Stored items
** START **
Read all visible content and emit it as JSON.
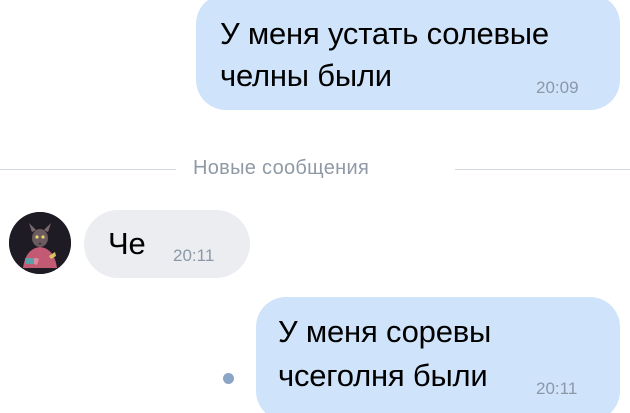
{
  "messages": [
    {
      "direction": "outgoing",
      "lines": [
        "У меня устать солевые",
        "челны были"
      ],
      "time": "20:09"
    },
    {
      "direction": "incoming",
      "lines": [
        "Че"
      ],
      "time": "20:11"
    },
    {
      "direction": "outgoing",
      "lines": [
        "У меня соревы",
        "чсеголня были"
      ],
      "time": "20:11",
      "unread": true
    }
  ],
  "divider": {
    "label": "Новые сообщения"
  },
  "colors": {
    "outgoing_bubble": "#cfe3fa",
    "incoming_bubble": "#ebedf0",
    "timestamp": "#8b98a8",
    "divider_text": "#8f9aa6",
    "unread_dot": "#8ba5c4"
  }
}
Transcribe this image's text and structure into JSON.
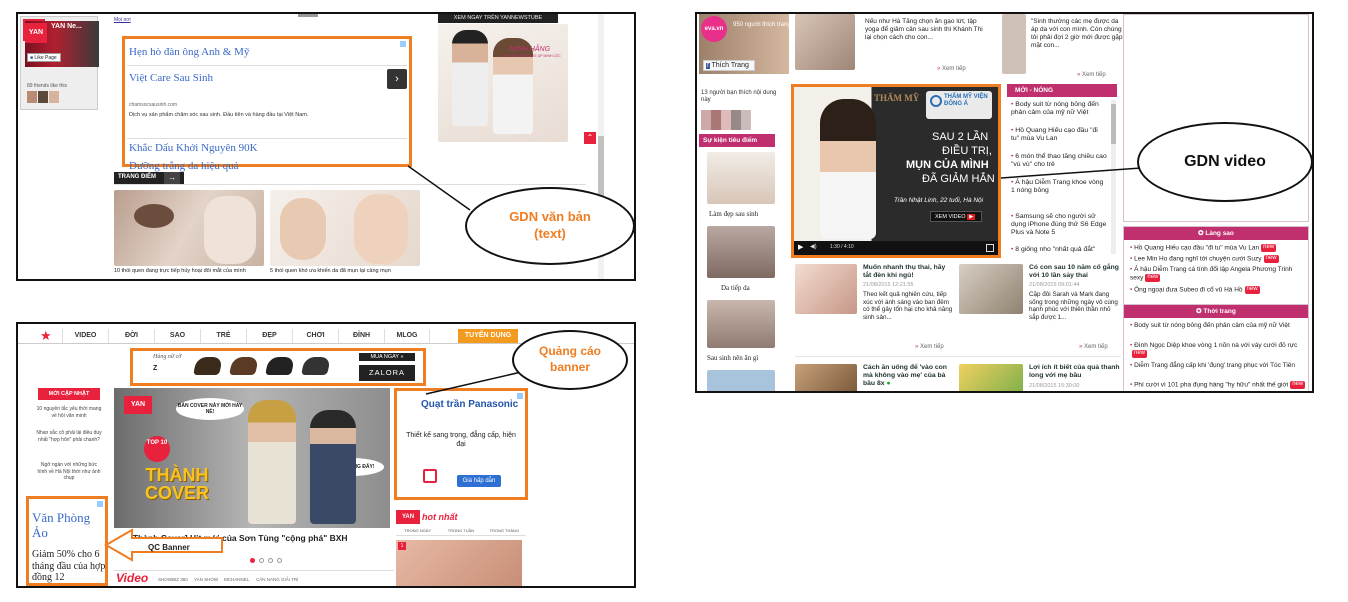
{
  "p1": {
    "fb_name": "YAN Ne...",
    "like_label": "Like Page",
    "friends": "89 friends like this",
    "top_link": "Mọi nơi",
    "banner_text": "XEM NGAY TRÊN YANNEWSTUBE",
    "ad_items": [
      "Hẹn hò đàn ông Anh & Mỹ",
      "Việt Care Sau Sinh",
      "Khắc Dấu Khởi Nguyên 90K",
      "Dưỡng trắng da hiệu quả"
    ],
    "ad_url": "chamsocsausinh.com",
    "ad_desc": "Dịch vụ sản phẩm chăm sóc sau sinh. Đầu tiên và hàng đầu tại Việt Nam.",
    "promo_name": "MINH HẰNG",
    "promo_sub": "CHUYÊN VIÊN MAKE UP MINH LỘC",
    "section": "TRANG ĐIỂM",
    "article1": "10 thói quen đang trực tiếp hủy hoại đôi mắt của mình",
    "article2": "5 thói quen khó ưa khiến da đã mụn lại càng mụn",
    "callout": "GDN văn bản (text)"
  },
  "p2": {
    "logo": "eva.vn",
    "follow": "950 người thích trang",
    "like_btn": "Thích Trang",
    "likes_text": "13 người bạn thích nội dung này",
    "top_text1": "Nếu như Hà Tăng chọn ăn gạo lứt, tập yoga để giảm cân sau sinh thì Khánh Thi lại chọn cách cho con...",
    "top_text2": "\"Sinh thường các mẹ được da áp da với con mình. Còn chúng tôi phải đợi 2 giờ mới được gặp mặt con...",
    "see_more": "Xem tiếp",
    "side_head": "Sự kiện tiêu điểm",
    "side_items": [
      "Làm đẹp sau sinh",
      "Da tiếp da",
      "Sau sinh nên ăn gì"
    ],
    "video_brand": "THẨM MỸ VIỆN ĐÔNG Á",
    "video_lines": [
      "SAU 2 LẦN",
      "ĐIỀU TRỊ,",
      "MỤN CỦA MÌNH",
      "ĐÃ GIẢM HẲN"
    ],
    "video_name": "Trần Nhật Linh, 22 tuổi, Hà Nội",
    "video_btn": "XEM VIDEO",
    "video_time": "1:30 / 4:10",
    "news_head": "MỚI - NÓNG",
    "news": [
      "Body suit từ nóng bỏng đến phản cảm của mỹ nữ Việt",
      "Hồ Quang Hiếu cạo đầu \"đi tu\" mùa Vu Lan",
      "6 món thể thao tăng chiều cao \"vù vù\" cho trẻ",
      "Á hậu Diễm Trang khoe vòng 1 nóng bỏng",
      "Samsung sẽ cho người sử dụng iPhone đúng thử S6 Edge Plus và Note 5",
      "8 giống nho \"nhất quả đắt\""
    ],
    "bottom_titles": [
      "Muốn nhanh thụ thai, hãy tắt đèn khi ngủ!",
      "Có con sau 10 năm cố gắng với 10 lần sảy thai",
      "Cách ăn uống để 'vào con mà không vào mẹ' của bà bầu 8x",
      "Lợi ích ít biết của quả thanh long với mẹ bầu"
    ],
    "bottom_dates": [
      "21/08/2015 12:21:55",
      "21/08/2015 09:01:44",
      "21/08/2015 15:30:00",
      "21/08/2015 15:30:00"
    ],
    "bottom_descs": [
      "Theo kết quả nghiên cứu, tiếp xúc với ánh sáng vào ban đêm có thể gây tổn hại cho khả năng sinh sản...",
      "Cặp đôi Sarah và Mark đang sống trong những ngày vô cùng hạnh phúc với thiên thần nhỏ sắp được 1..."
    ],
    "box1_head": "Làng sao",
    "box1_items": [
      "Hồ Quang Hiếu cạo đầu \"đi tu\" mùa Vu Lan",
      "Lee Min Ho đang nghĩ tới chuyện cưới Suzy",
      "Á hậu Diễm Trang cá tính đổi lập Angela Phương Trinh sexy",
      "Ông ngoại đưa Subeo đi cổ vũ Hà Hồ"
    ],
    "box2_head": "Thời trang",
    "box2_items": [
      "Body suit từ nóng bỏng đến phản cảm của mỹ nữ Việt",
      "Đình Ngọc Diệp khoe vòng 1 nõn nà với váy cưới đỏ rực",
      "Diễm Trang đẳng cấp khi 'đụng' trang phục với Tóc Tiên",
      "Phí cười vì 101 pha đụng hàng \"hy hữu\" nhất thế giới"
    ],
    "new_tag": "new",
    "callout": "GDN video"
  },
  "p3": {
    "nav": [
      "VIDEO",
      "ĐỜI",
      "SAO",
      "TRẺ",
      "ĐẸP",
      "CHƠI",
      "ĐỈNH",
      "MLOG",
      "TUYỂN DỤNG"
    ],
    "banner_script": "Hàng nữ cỡ",
    "banner_brand": "ZALORA",
    "banner_cta": "MUA NGAY »",
    "side_head": "MỚI CẬP NHẬT",
    "side_items": [
      "10 nguyên tắc yêu thời mang về hội văn minh",
      "Nhan sắc cô phải lái điều duy nhất \"hợp hôn\" phải chanh?",
      "Ngỡ ngàn với những bức hình về Hà Nội thời như ảnh chụp"
    ],
    "left_ad_title": "Văn Phòng Ảo",
    "left_ad_desc": "Giảm 50% cho 6 tháng đầu của hợp đồng 12",
    "feature_bubble1": "BẢN COVER NÀY MỚI HAY NÈ!",
    "feature_bubble2": "THẬT KHÔNG ĐẤY!",
    "feature_top": "TOP 10",
    "feature_title": "THÀNH COVER",
    "feature_caption": "[Thành Cover] Hit mới của Sơn Tùng \"cộng phá\" BXH cover",
    "video_label": "Video",
    "video_tabs": [
      "SHOWBIZ 360",
      "YAN SHOW",
      "MCHANNEL",
      "CĂN NANG GIẢI TRÍ"
    ],
    "right_ad_title": "Quạt trần Panasonic",
    "right_ad_desc": "Thiết kế sang trọng, đẳng cấp, hiện đại",
    "right_ad_btn": "Giá hấp dẫn",
    "hot_label": "hot nhất",
    "hot_tabs": [
      "TRONG NGÀY",
      "TRONG TUẦN",
      "TRONG THÁNG"
    ],
    "qc_label": "QC Banner",
    "callout": "Quảng cáo banner"
  }
}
** END **
• What is being asked
The pictures should not be reproduced; quote all of the other material exactly.

• Task solution
Read all visible content and emit it as JSON.
{
  "messages": [
    {
      "direction": "outgoing",
      "lines": [
        "У меня устать солевые",
        "челны были"
      ],
      "time": "20:09"
    },
    {
      "direction": "incoming",
      "lines": [
        "Че"
      ],
      "time": "20:11"
    },
    {
      "direction": "outgoing",
      "lines": [
        "У меня соревы",
        "чсеголня были"
      ],
      "time": "20:11",
      "unread": true
    }
  ],
  "divider": {
    "label": "Новые сообщения"
  },
  "colors": {
    "outgoing_bubble": "#cfe3fa",
    "incoming_bubble": "#ebedf0",
    "timestamp": "#8b98a8",
    "divider_text": "#8f9aa6",
    "unread_dot": "#8ba5c4"
  }
}
Transcribe this image's text and structure into JSON.
{
  "p1": {
    "fb_name": "YAN Ne...",
    "like_label": "Like Page",
    "friends": "89 friends like this",
    "top_link": "Mọi nơi",
    "banner_text": "XEM NGAY TRÊN YANNEWSTUBE",
    "ad_items": [
      "Hẹn hò đàn ông Anh & Mỹ",
      "Việt Care Sau Sinh",
      "Khắc Dấu Khởi Nguyên 90K",
      "Dưỡng trắng da hiệu quả"
    ],
    "ad_url": "chamsocsausinh.com",
    "ad_desc": "Dịch vụ sản phẩm chăm sóc sau sinh. Đầu tiên và hàng đầu tại Việt Nam.",
    "promo_name": "MINH HẰNG",
    "promo_sub": "CHUYÊN VIÊN MAKE UP MINH LỘC",
    "section": "TRANG ĐIỂM",
    "article1": "10 thói quen đang trực tiếp hủy hoại đôi mắt của mình",
    "article2": "5 thói quen khó ưa khiến da đã mụn lại càng mụn",
    "callout": "GDN văn bản (text)"
  },
  "p2": {
    "logo": "eva.vn",
    "follow": "950 người thích trang",
    "like_btn": "Thích Trang",
    "likes_text": "13 người bạn thích nội dung này",
    "top_text1": "Nếu như Hà Tăng chọn ăn gạo lứt, tập yoga để giảm cân sau sinh thì Khánh Thi lại chọn cách cho con...",
    "top_text2": "\"Sinh thường các mẹ được da áp da với con mình. Còn chúng tôi phải đợi 2 giờ mới được gặp mặt con...",
    "see_more": "Xem tiếp",
    "side_head": "Sự kiện tiêu điểm",
    "side_items": [
      "Làm đẹp sau sinh",
      "Da tiếp da",
      "Sau sinh nên ăn gì"
    ],
    "video_brand": "THẨM MỸ VIỆN ĐÔNG Á",
    "video_lines": [
      "SAU 2 LẦN",
      "ĐIỀU TRỊ,",
      "MỤN CỦA MÌNH",
      "ĐÃ GIẢM HẲN"
    ],
    "video_name": "Trần Nhật Linh, 22 tuổi, Hà Nội",
    "video_btn": "XEM VIDEO",
    "video_time": "1:30 / 4:10",
    "news_head": "MỚI - NÓNG",
    "news": [
      "Body suit từ nóng bỏng đến phản cảm của mỹ nữ Việt",
      "Hồ Quang Hiếu cạo đầu \"đi tu\" mùa Vu Lan",
      "6 món thể thao tăng chiều cao \"vù vù\" cho trẻ",
      "Á hậu Diễm Trang khoe vòng 1 nóng bỏng",
      "Samsung sẽ cho người sử dụng iPhone đúng thử S6 Edge Plus và Note 5",
      "8 giống nho \"nhất quả đắt\""
    ],
    "bottom_titles": [
      "Muốn nhanh thụ thai, hãy tắt đèn khi ngủ!",
      "Có con sau 10 năm cố gắng với 10 lần sảy thai",
      "Cách ăn uống để 'vào con mà không vào mẹ' của bà bầu 8x",
      "Lợi ích ít biết của quả thanh long với mẹ bầu"
    ],
    "bottom_dates": [
      "21/08/2015 12:21:55",
      "21/08/2015 09:01:44",
      "21/08/2015 15:30:00",
      "21/08/2015 15:30:00"
    ],
    "bottom_descs": [
      "Theo kết quả nghiên cứu, tiếp xúc với ánh sáng vào ban đêm có thể gây tổn hại cho khả năng sinh sản...",
      "Cặp đôi Sarah và Mark đang sống trong những ngày vô cùng hạnh phúc với thiên thần nhỏ sắp được 1..."
    ],
    "box1_head": "Làng sao",
    "box1_items": [
      "Hồ Quang Hiếu cạo đầu \"đi tu\" mùa Vu Lan",
      "Lee Min Ho đang nghĩ tới chuyện cưới Suzy",
      "Á hậu Diễm Trang cá tính đổi lập Angela Phương Trinh sexy",
      "Ông ngoại đưa Subeo đi cổ vũ Hà Hồ"
    ],
    "box2_head": "Thời trang",
    "box2_items": [
      "Body suit từ nóng bỏng đến phản cảm của mỹ nữ Việt",
      "Đình Ngọc Diệp khoe vòng 1 nõn nà với váy cưới đỏ rực",
      "Diễm Trang đẳng cấp khi 'đụng' trang phục với Tóc Tiên",
      "Phí cười vì 101 pha đụng hàng \"hy hữu\" nhất thế giới"
    ],
    "new_tag": "new",
    "callout": "GDN video"
  },
  "p3": {
    "nav": [
      "VIDEO",
      "ĐỜI",
      "SAO",
      "TRẺ",
      "ĐẸP",
      "CHƠI",
      "ĐỈNH",
      "MLOG",
      "TUYỂN DỤNG"
    ],
    "banner_script": "Hàng nữ cỡ",
    "banner_brand": "ZALORA",
    "banner_cta": "MUA NGAY »",
    "side_head": "MỚI CẬP NHẬT",
    "side_items": [
      "10 nguyên tắc yêu thời mang về hội văn minh",
      "Nhan sắc cô phải lái điều duy nhất \"hợp hôn\" phải chanh?",
      "Ngỡ ngàn với những bức hình về Hà Nội thời như ảnh chụp"
    ],
    "left_ad_title": "Văn Phòng Ảo",
    "left_ad_desc": "Giảm 50% cho 6 tháng đầu của hợp đồng 12",
    "feature_bubble1": "BẢN COVER NÀY MỚI HAY NÈ!",
    "feature_bubble2": "THẬT KHÔNG ĐẤY!",
    "feature_top": "TOP 10",
    "feature_title": "THÀNH COVER",
    "feature_caption": "[Thành Cover] Hit mới của Sơn Tùng \"cộng phá\" BXH cover",
    "video_label": "Video",
    "video_tabs": [
      "SHOWBIZ 360",
      "YAN SHOW",
      "MCHANNEL",
      "CĂN NANG GIẢI TRÍ"
    ],
    "right_ad_title": "Quạt trần Panasonic",
    "right_ad_desc": "Thiết kế sang trọng, đẳng cấp, hiện đại",
    "right_ad_btn": "Giá hấp dẫn",
    "hot_label": "hot nhất",
    "hot_tabs": [
      "TRONG NGÀY",
      "TRONG TUẦN",
      "TRONG THÁNG"
    ],
    "qc_label": "QC Banner",
    "callout": "Quảng cáo banner"
  }
}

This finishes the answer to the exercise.